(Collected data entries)
— begin —

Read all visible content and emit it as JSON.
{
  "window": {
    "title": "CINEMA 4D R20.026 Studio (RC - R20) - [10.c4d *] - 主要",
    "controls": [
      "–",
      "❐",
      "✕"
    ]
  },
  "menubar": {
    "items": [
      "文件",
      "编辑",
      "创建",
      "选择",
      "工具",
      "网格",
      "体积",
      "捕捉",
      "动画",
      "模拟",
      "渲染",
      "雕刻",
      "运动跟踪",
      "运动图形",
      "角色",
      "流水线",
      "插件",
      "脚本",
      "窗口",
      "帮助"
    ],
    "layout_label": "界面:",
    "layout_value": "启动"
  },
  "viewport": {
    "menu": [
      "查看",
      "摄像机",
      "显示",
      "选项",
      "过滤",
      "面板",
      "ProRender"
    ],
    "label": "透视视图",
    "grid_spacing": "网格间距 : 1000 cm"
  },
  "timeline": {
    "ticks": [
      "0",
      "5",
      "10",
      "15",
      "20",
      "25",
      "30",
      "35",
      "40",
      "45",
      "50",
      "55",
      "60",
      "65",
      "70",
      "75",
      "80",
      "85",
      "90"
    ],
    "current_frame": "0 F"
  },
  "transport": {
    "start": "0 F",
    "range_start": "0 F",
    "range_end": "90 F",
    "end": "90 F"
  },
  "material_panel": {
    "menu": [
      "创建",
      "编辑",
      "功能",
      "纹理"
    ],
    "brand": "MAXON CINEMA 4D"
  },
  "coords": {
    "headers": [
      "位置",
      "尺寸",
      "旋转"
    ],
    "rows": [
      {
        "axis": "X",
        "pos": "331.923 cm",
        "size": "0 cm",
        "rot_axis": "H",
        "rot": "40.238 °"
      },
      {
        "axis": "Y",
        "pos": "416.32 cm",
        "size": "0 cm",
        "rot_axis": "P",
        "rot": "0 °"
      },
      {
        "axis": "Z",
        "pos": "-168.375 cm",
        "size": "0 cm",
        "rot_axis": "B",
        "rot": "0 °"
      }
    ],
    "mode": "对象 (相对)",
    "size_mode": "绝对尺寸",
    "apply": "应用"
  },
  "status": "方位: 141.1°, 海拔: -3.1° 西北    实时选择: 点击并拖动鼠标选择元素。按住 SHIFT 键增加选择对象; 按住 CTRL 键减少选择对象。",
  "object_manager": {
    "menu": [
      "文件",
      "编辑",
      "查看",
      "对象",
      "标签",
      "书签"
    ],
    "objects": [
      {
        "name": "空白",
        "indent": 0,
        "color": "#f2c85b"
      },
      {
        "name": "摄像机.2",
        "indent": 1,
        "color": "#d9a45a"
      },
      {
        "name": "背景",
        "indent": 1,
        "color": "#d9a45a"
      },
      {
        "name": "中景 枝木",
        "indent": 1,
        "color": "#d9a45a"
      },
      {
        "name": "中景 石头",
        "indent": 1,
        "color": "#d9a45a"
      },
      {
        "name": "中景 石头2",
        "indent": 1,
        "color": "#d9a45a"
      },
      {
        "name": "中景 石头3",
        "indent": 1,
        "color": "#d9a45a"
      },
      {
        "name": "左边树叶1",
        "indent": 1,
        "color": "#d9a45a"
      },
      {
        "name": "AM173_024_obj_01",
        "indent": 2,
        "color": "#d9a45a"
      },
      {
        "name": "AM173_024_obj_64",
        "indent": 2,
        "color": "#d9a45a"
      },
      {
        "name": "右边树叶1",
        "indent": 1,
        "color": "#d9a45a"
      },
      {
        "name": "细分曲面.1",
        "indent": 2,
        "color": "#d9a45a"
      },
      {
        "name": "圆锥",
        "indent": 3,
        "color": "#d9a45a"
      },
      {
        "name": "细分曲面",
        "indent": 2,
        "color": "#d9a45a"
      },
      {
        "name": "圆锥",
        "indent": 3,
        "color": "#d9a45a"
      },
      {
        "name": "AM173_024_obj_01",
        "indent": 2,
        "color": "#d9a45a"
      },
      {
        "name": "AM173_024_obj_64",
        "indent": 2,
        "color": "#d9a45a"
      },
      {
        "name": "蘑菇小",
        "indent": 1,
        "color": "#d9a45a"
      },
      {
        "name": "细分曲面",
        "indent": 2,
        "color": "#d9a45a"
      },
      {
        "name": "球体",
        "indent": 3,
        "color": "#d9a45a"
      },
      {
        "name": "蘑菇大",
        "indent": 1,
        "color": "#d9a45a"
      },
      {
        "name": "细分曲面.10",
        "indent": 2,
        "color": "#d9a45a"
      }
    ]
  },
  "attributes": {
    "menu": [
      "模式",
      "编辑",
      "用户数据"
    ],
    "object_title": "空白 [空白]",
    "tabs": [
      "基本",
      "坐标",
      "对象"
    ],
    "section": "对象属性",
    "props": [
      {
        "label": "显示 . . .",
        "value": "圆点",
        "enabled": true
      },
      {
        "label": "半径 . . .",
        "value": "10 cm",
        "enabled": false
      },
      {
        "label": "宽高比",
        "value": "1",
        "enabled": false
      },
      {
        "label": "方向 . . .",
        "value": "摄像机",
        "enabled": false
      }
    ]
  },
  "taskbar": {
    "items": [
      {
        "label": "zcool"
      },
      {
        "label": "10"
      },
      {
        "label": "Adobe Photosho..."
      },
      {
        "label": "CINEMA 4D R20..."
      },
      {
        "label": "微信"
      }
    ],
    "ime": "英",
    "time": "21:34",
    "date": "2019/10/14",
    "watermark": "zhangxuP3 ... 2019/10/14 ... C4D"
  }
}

— end —

SET EXERCISE =>
Return each entry from above without altering a single character.

SOLUTION =>
Read all visible content and emit it as JSON.
{
  "window": {
    "title": "CINEMA 4D R20.026 Studio (RC - R20) - [10.c4d *] - 主要",
    "controls": [
      "–",
      "❐",
      "✕"
    ]
  },
  "menubar": {
    "items": [
      "文件",
      "编辑",
      "创建",
      "选择",
      "工具",
      "网格",
      "体积",
      "捕捉",
      "动画",
      "模拟",
      "渲染",
      "雕刻",
      "运动跟踪",
      "运动图形",
      "角色",
      "流水线",
      "插件",
      "脚本",
      "窗口",
      "帮助"
    ],
    "layout_label": "界面:",
    "layout_value": "启动"
  },
  "viewport": {
    "menu": [
      "查看",
      "摄像机",
      "显示",
      "选项",
      "过滤",
      "面板",
      "ProRender"
    ],
    "label": "透视视图",
    "grid_spacing": "网格间距 : 1000 cm"
  },
  "timeline": {
    "ticks": [
      "0",
      "5",
      "10",
      "15",
      "20",
      "25",
      "30",
      "35",
      "40",
      "45",
      "50",
      "55",
      "60",
      "65",
      "70",
      "75",
      "80",
      "85",
      "90"
    ],
    "current_frame": "0 F"
  },
  "transport": {
    "start": "0 F",
    "range_start": "0 F",
    "range_end": "90 F",
    "end": "90 F"
  },
  "material_panel": {
    "menu": [
      "创建",
      "编辑",
      "功能",
      "纹理"
    ],
    "brand": "MAXON CINEMA 4D"
  },
  "coords": {
    "headers": [
      "位置",
      "尺寸",
      "旋转"
    ],
    "rows": [
      {
        "axis": "X",
        "pos": "331.923 cm",
        "size": "0 cm",
        "rot_axis": "H",
        "rot": "40.238 °"
      },
      {
        "axis": "Y",
        "pos": "416.32 cm",
        "size": "0 cm",
        "rot_axis": "P",
        "rot": "0 °"
      },
      {
        "axis": "Z",
        "pos": "-168.375 cm",
        "size": "0 cm",
        "rot_axis": "B",
        "rot": "0 °"
      }
    ],
    "mode": "对象 (相对)",
    "size_mode": "绝对尺寸",
    "apply": "应用"
  },
  "status": "方位: 141.1°, 海拔: -3.1° 西北    实时选择: 点击并拖动鼠标选择元素。按住 SHIFT 键增加选择对象; 按住 CTRL 键减少选择对象。",
  "object_manager": {
    "menu": [
      "文件",
      "编辑",
      "查看",
      "对象",
      "标签",
      "书签"
    ],
    "objects": [
      {
        "name": "空白",
        "indent": 0,
        "color": "#f2c85b"
      },
      {
        "name": "摄像机.2",
        "indent": 1,
        "color": "#d9a45a"
      },
      {
        "name": "背景",
        "indent": 1,
        "color": "#d9a45a"
      },
      {
        "name": "中景 枝木",
        "indent": 1,
        "color": "#d9a45a"
      },
      {
        "name": "中景 石头",
        "indent": 1,
        "color": "#d9a45a"
      },
      {
        "name": "中景 石头2",
        "indent": 1,
        "color": "#d9a45a"
      },
      {
        "name": "中景 石头3",
        "indent": 1,
        "color": "#d9a45a"
      },
      {
        "name": "左边树叶1",
        "indent": 1,
        "color": "#d9a45a"
      },
      {
        "name": "AM173_024_obj_01",
        "indent": 2,
        "color": "#d9a45a"
      },
      {
        "name": "AM173_024_obj_64",
        "indent": 2,
        "color": "#d9a45a"
      },
      {
        "name": "右边树叶1",
        "indent": 1,
        "color": "#d9a45a"
      },
      {
        "name": "细分曲面.1",
        "indent": 2,
        "color": "#d9a45a"
      },
      {
        "name": "圆锥",
        "indent": 3,
        "color": "#d9a45a"
      },
      {
        "name": "细分曲面",
        "indent": 2,
        "color": "#d9a45a"
      },
      {
        "name": "圆锥",
        "indent": 3,
        "color": "#d9a45a"
      },
      {
        "name": "AM173_024_obj_01",
        "indent": 2,
        "color": "#d9a45a"
      },
      {
        "name": "AM173_024_obj_64",
        "indent": 2,
        "color": "#d9a45a"
      },
      {
        "name": "蘑菇小",
        "indent": 1,
        "color": "#d9a45a"
      },
      {
        "name": "细分曲面",
        "indent": 2,
        "color": "#d9a45a"
      },
      {
        "name": "球体",
        "indent": 3,
        "color": "#d9a45a"
      },
      {
        "name": "蘑菇大",
        "indent": 1,
        "color": "#d9a45a"
      },
      {
        "name": "细分曲面.10",
        "indent": 2,
        "color": "#d9a45a"
      }
    ]
  },
  "attributes": {
    "menu": [
      "模式",
      "编辑",
      "用户数据"
    ],
    "object_title": "空白 [空白]",
    "tabs": [
      "基本",
      "坐标",
      "对象"
    ],
    "section": "对象属性",
    "props": [
      {
        "label": "显示 . . .",
        "value": "圆点",
        "enabled": true
      },
      {
        "label": "半径 . . .",
        "value": "10 cm",
        "enabled": false
      },
      {
        "label": "宽高比",
        "value": "1",
        "enabled": false
      },
      {
        "label": "方向 . . .",
        "value": "摄像机",
        "enabled": false
      }
    ]
  },
  "taskbar": {
    "items": [
      {
        "label": "zcool"
      },
      {
        "label": "10"
      },
      {
        "label": "Adobe Photosho..."
      },
      {
        "label": "CINEMA 4D R20..."
      },
      {
        "label": "微信"
      }
    ],
    "ime": "英",
    "time": "21:34",
    "date": "2019/10/14",
    "watermark": "zhangxuP3 ... 2019/10/14 ... C4D"
  }
}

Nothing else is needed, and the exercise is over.